** Begin **

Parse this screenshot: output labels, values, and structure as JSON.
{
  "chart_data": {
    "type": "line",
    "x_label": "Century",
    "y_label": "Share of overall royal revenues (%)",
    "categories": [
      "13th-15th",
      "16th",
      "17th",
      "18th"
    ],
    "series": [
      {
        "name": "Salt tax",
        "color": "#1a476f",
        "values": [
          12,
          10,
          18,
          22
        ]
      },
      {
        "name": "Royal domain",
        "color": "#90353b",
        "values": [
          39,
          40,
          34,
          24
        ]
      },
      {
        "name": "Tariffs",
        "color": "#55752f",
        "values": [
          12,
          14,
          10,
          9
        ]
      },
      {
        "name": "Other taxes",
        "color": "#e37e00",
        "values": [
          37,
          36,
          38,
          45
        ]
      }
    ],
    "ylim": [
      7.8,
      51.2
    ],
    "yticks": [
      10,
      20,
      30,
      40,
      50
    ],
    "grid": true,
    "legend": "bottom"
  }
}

** End **
** Begin **

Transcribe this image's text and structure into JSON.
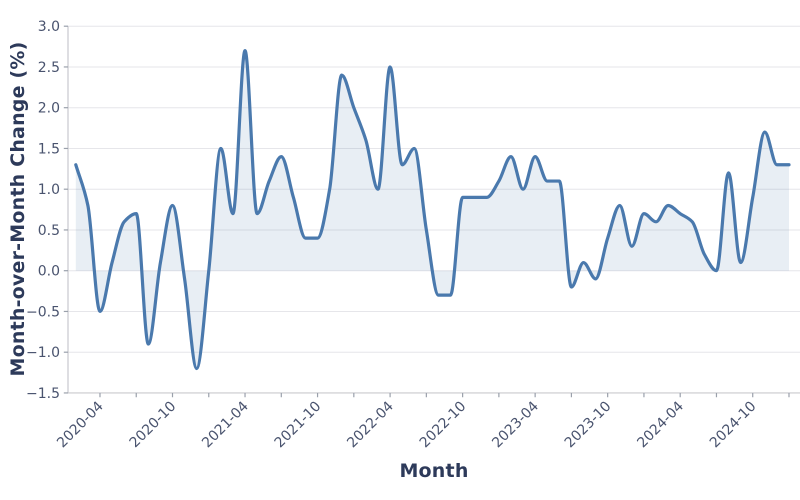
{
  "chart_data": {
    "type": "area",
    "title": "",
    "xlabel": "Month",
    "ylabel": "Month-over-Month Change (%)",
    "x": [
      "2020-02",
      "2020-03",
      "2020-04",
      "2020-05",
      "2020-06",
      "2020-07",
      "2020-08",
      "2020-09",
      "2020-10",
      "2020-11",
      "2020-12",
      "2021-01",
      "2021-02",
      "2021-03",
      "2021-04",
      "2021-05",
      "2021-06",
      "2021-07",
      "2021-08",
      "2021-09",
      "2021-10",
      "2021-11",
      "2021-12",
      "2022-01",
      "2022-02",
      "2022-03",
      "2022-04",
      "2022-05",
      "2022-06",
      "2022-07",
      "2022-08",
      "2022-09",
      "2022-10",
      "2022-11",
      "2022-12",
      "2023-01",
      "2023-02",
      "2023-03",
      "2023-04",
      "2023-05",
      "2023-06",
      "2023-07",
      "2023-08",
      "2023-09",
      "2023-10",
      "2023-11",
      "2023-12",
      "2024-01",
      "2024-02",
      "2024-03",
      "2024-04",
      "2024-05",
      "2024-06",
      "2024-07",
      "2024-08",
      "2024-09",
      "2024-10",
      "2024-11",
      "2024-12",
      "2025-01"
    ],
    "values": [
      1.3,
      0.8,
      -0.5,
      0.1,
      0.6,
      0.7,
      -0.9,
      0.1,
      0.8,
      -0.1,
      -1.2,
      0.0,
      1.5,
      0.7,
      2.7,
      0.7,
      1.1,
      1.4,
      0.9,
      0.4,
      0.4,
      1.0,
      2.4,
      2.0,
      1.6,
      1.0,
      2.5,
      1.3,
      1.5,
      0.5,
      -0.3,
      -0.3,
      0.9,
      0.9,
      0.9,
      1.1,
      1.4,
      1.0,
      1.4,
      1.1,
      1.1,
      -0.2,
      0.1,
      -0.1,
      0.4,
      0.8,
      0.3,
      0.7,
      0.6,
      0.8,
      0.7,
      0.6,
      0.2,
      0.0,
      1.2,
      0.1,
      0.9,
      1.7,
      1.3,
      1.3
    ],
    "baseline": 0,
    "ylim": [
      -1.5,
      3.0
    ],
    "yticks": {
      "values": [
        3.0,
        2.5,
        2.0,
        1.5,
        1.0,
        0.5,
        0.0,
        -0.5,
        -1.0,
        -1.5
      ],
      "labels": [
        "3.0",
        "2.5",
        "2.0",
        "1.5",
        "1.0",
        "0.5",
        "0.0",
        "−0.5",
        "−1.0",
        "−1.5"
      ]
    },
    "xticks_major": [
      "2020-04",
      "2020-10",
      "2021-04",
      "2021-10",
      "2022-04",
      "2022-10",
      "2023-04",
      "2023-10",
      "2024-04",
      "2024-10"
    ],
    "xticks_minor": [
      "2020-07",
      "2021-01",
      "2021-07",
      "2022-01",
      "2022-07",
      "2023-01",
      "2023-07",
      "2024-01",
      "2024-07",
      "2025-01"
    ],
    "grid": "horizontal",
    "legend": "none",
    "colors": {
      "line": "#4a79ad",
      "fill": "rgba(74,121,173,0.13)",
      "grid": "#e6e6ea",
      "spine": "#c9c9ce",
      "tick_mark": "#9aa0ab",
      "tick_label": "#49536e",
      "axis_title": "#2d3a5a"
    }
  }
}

** End **
** Begin **

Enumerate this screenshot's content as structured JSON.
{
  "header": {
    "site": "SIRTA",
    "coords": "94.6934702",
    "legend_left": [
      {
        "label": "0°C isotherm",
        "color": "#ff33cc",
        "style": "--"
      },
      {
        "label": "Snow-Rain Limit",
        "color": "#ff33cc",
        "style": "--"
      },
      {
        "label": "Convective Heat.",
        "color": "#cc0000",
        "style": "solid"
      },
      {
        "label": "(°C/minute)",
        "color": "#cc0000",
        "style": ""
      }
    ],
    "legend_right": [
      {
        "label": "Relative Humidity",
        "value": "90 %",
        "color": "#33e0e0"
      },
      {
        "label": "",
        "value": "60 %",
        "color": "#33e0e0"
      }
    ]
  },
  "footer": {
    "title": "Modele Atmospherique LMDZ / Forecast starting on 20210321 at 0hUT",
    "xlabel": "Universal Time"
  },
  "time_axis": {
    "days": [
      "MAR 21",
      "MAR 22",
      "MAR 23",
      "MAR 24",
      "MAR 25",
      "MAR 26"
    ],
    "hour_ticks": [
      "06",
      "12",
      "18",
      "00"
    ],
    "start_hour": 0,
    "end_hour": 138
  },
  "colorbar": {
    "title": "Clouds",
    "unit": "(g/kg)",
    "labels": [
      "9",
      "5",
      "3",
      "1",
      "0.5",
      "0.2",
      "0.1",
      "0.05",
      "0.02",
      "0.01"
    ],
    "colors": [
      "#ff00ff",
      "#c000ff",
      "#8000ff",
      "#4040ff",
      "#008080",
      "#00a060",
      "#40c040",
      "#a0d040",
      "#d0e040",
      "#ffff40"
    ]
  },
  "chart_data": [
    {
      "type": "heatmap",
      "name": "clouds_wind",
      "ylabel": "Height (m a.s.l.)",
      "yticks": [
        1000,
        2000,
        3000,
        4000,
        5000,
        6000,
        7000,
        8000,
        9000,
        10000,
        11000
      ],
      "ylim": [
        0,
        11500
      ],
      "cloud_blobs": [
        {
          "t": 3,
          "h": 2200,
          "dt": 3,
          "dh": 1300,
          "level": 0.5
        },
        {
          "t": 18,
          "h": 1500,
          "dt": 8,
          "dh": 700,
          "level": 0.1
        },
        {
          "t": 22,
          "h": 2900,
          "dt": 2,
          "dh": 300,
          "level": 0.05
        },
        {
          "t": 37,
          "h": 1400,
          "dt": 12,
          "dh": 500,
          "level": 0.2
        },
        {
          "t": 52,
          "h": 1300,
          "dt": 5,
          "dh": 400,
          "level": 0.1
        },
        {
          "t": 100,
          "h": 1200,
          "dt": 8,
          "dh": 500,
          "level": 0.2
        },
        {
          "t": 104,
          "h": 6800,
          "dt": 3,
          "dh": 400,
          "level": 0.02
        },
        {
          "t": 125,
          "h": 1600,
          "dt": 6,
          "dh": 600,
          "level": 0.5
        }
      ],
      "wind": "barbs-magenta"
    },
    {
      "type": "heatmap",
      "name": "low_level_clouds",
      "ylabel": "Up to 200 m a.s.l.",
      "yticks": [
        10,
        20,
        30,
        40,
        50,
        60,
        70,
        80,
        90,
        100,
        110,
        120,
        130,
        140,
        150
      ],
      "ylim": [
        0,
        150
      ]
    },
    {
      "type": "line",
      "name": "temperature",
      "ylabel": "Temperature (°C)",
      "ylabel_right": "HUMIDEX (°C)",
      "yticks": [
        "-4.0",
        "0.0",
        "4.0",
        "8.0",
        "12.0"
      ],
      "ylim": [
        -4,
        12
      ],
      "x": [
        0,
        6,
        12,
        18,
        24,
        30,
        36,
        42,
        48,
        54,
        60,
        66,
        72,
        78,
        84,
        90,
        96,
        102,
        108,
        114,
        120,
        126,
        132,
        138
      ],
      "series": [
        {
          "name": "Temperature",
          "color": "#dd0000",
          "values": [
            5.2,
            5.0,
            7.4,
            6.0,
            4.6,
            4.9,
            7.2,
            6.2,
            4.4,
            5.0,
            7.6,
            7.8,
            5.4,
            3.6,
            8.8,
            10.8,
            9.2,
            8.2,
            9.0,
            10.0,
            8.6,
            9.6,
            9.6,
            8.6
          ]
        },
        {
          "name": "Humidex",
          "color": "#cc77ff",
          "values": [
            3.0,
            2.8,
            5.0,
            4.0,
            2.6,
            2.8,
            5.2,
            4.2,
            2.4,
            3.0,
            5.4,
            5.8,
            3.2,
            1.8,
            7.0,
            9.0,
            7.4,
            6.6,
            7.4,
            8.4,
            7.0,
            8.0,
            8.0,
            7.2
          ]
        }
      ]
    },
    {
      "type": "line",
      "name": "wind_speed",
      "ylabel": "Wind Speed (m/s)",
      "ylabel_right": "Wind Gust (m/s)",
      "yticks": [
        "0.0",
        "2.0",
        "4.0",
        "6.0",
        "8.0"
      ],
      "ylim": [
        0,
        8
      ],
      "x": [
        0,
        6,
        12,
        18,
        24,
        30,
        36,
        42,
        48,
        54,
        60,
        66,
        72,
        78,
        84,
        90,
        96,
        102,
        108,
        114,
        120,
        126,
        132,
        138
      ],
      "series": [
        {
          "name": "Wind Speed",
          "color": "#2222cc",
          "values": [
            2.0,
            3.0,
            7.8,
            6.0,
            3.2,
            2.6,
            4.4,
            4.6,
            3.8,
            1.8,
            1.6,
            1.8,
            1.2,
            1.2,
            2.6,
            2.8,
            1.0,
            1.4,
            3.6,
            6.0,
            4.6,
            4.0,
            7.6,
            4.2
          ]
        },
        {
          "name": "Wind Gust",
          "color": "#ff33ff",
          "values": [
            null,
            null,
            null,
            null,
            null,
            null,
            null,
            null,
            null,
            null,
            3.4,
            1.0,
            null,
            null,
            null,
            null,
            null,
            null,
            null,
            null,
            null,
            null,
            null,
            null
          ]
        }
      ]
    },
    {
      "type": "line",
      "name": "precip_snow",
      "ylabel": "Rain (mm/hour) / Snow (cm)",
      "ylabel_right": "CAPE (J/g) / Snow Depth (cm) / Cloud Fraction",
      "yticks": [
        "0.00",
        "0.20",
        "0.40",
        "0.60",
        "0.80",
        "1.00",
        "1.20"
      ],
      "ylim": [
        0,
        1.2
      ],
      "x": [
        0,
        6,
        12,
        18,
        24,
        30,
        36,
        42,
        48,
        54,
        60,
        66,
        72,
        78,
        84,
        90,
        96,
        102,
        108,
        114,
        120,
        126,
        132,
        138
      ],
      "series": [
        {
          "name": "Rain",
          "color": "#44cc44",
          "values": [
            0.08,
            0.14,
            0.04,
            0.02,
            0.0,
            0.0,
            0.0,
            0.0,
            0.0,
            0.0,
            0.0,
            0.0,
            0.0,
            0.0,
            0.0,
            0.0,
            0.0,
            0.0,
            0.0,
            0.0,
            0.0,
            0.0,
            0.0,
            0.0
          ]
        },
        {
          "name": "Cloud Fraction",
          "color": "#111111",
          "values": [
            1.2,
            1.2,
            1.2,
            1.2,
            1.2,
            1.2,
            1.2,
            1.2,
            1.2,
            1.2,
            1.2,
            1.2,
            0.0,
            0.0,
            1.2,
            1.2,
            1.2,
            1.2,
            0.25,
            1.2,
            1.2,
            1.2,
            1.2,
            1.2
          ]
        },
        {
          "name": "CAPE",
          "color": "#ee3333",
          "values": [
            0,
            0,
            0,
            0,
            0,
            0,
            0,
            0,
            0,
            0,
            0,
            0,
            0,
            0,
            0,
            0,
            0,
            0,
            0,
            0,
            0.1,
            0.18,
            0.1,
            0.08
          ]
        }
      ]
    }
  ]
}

** End **

What is the number of lines that hold the string "screenshot"? Give it alone.

**Response to this task:** 2